---------- Source material ----------

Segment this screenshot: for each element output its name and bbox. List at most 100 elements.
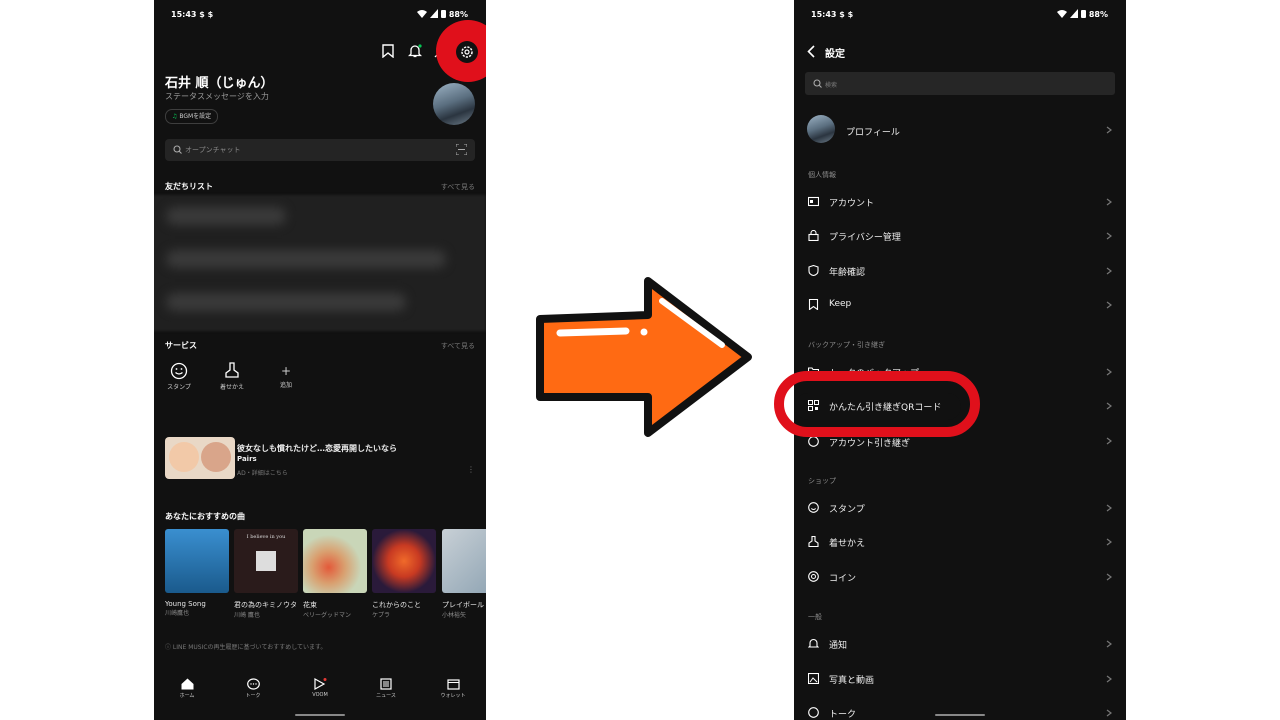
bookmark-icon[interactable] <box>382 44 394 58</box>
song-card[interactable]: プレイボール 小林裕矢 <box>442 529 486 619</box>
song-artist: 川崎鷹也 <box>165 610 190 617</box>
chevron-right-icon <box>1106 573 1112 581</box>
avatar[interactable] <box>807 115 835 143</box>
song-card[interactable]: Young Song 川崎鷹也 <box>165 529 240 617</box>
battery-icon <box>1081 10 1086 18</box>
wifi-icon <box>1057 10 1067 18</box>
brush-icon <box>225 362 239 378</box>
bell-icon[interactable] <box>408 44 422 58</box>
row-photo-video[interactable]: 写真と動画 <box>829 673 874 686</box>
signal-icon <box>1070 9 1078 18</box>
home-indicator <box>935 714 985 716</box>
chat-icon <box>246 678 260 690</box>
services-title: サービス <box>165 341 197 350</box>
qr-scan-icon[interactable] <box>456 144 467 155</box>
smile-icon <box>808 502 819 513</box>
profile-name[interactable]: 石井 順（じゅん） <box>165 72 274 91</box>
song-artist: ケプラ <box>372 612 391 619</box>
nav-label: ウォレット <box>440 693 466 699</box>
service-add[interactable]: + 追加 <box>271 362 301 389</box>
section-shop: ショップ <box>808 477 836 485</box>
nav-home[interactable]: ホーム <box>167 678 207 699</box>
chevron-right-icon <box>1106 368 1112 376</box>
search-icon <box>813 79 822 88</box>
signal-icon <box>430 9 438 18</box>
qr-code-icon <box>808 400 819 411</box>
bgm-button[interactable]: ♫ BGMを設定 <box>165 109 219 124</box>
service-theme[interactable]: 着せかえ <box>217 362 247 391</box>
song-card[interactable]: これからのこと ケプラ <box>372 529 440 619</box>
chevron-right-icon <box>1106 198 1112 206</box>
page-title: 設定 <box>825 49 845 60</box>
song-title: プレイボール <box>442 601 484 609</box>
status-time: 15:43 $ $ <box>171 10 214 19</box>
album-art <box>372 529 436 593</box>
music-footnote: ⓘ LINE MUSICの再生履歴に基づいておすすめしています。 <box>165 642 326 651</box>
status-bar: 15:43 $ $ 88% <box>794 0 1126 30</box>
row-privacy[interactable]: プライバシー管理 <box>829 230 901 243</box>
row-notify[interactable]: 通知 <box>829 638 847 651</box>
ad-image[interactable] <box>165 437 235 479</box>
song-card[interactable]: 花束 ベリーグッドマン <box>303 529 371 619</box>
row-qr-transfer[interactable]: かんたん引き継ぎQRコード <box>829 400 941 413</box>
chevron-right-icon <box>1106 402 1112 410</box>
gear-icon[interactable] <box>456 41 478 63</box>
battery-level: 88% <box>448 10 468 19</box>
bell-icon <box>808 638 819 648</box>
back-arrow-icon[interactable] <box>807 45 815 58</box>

----------

__Given request__: Write out all of the items above word for word, line by line, leaving out the pictures.

__Solution for this exercise__:
Segment this screenshot: for each element output its name and bbox. List at most 100 elements.
bookmark-icon[interactable] <box>382 44 394 58</box>
song-card[interactable]: プレイボール 小林裕矢 <box>442 529 486 619</box>
song-artist: 川崎鷹也 <box>165 610 190 617</box>
chevron-right-icon <box>1106 573 1112 581</box>
avatar[interactable] <box>807 115 835 143</box>
song-card[interactable]: Young Song 川崎鷹也 <box>165 529 240 617</box>
battery-icon <box>1081 10 1086 18</box>
wifi-icon <box>1057 10 1067 18</box>
brush-icon <box>225 362 239 378</box>
bell-icon[interactable] <box>408 44 422 58</box>
row-photo-video[interactable]: 写真と動画 <box>829 673 874 686</box>
signal-icon <box>1070 9 1078 18</box>
home-indicator <box>935 714 985 716</box>
chat-icon <box>246 678 260 690</box>
services-title: サービス <box>165 341 197 350</box>
qr-scan-icon[interactable] <box>456 144 467 155</box>
smile-icon <box>808 502 819 513</box>
profile-name[interactable]: 石井 順（じゅん） <box>165 72 274 91</box>
song-artist: ケプラ <box>372 612 391 619</box>
nav-label: ウォレット <box>440 693 466 699</box>
service-add[interactable]: + 追加 <box>271 362 301 389</box>
section-shop: ショップ <box>808 477 836 485</box>
nav-home[interactable]: ホーム <box>167 678 207 699</box>
chevron-right-icon <box>1106 368 1112 376</box>
search-icon <box>813 79 822 88</box>
signal-icon <box>430 9 438 18</box>
qr-code-icon <box>808 400 819 411</box>
bgm-button[interactable]: ♫ BGMを設定 <box>165 109 219 124</box>
service-theme[interactable]: 着せかえ <box>217 362 247 391</box>
song-card[interactable]: これからのこと ケプラ <box>372 529 440 619</box>
chevron-right-icon <box>1106 198 1112 206</box>
page-title: 設定 <box>825 49 845 60</box>
song-title: プレイボール <box>442 601 484 609</box>
status-time: 15:43 $ $ <box>171 10 214 19</box>
album-art <box>372 529 436 593</box>
music-footnote: ⓘ LINE MUSICの再生履歴に基づいておすすめしています。 <box>165 642 326 651</box>
status-bar: 15:43 $ $ 88% <box>794 0 1126 30</box>
row-privacy[interactable]: プライバシー管理 <box>829 230 901 243</box>
row-notify[interactable]: 通知 <box>829 638 847 651</box>
ad-image[interactable] <box>165 437 235 479</box>
song-card[interactable]: 花束 ベリーグッドマン <box>303 529 371 619</box>
row-qr-transfer[interactable]: かんたん引き継ぎQRコード <box>829 400 941 413</box>
chevron-right-icon <box>1106 402 1112 410</box>
gear-icon[interactable] <box>456 41 478 63</box>
battery-level: 88% <box>448 10 468 19</box>
bell-icon <box>808 638 819 648</box>
back-arrow-icon[interactable] <box>807 45 815 58</box>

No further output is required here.